• _DIRECTIONS_
Where the data below has the string "太谷胡麻油", return the whole line.

• _INFORMATION SHOWN_

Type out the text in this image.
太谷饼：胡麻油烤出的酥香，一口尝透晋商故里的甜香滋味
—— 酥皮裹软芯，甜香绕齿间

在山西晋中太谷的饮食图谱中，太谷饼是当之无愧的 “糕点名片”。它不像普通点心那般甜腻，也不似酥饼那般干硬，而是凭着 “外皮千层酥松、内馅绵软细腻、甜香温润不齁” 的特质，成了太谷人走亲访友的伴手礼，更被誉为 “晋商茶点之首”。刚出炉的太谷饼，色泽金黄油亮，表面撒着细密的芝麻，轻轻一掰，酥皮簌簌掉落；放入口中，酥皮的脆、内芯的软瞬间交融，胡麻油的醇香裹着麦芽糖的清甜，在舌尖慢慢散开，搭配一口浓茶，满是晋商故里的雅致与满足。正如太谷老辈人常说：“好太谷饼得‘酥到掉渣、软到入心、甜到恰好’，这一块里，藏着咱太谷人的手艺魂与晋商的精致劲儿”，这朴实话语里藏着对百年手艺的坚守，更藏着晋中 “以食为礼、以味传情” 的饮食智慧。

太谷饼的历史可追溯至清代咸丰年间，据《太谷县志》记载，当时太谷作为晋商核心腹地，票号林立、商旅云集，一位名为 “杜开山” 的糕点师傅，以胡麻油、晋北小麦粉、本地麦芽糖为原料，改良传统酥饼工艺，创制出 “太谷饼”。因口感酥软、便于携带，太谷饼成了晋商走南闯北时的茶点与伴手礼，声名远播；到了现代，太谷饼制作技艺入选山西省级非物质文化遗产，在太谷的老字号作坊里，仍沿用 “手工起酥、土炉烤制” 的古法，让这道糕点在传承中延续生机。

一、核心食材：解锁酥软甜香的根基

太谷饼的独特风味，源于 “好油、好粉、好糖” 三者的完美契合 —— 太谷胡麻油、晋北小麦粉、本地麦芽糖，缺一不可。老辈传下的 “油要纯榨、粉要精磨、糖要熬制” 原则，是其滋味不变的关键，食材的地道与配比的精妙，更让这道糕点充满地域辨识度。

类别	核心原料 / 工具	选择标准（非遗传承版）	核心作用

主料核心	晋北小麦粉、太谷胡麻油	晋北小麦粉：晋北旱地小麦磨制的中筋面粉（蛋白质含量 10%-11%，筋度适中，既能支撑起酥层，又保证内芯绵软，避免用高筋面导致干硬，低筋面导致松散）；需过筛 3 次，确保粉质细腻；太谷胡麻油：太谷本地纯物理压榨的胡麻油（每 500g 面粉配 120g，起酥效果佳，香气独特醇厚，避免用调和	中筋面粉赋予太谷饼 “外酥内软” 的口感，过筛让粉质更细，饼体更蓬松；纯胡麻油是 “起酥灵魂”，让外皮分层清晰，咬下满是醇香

• _OUTPUT OF THE TASK_
太谷饼的独特风味，源于 “好油、好粉、好糖” 三者的完美契合 —— 太谷胡麻油、晋北小麦粉、本地麦芽糖，缺一不可。老辈传下的 “油要纯榨、粉要精磨、糖要熬制” 原则，是其滋味不变的关键，食材的地道与配比的精妙，更让这道糕点充满地域辨识度。
主料核心	晋北小麦粉、太谷胡麻油	晋北小麦粉：晋北旱地小麦磨制的中筋面粉（蛋白质含量 10%-11%，筋度适中，既能支撑起酥层，又保证内芯绵软，避免用高筋面导致干硬，低筋面导致松散）；需过筛 3 次，确保粉质细腻；太谷胡麻油：太谷本地纯物理压榨的胡麻油（每 500g 面粉配 120g，起酥效果佳，香气独特醇厚，避免用调和	中筋面粉赋予太谷饼 “外酥内软” 的口感，过筛让粉质更细，饼体更蓬松；纯胡麻油是 “起酥灵魂”，让外皮分层清晰，咬下满是醇香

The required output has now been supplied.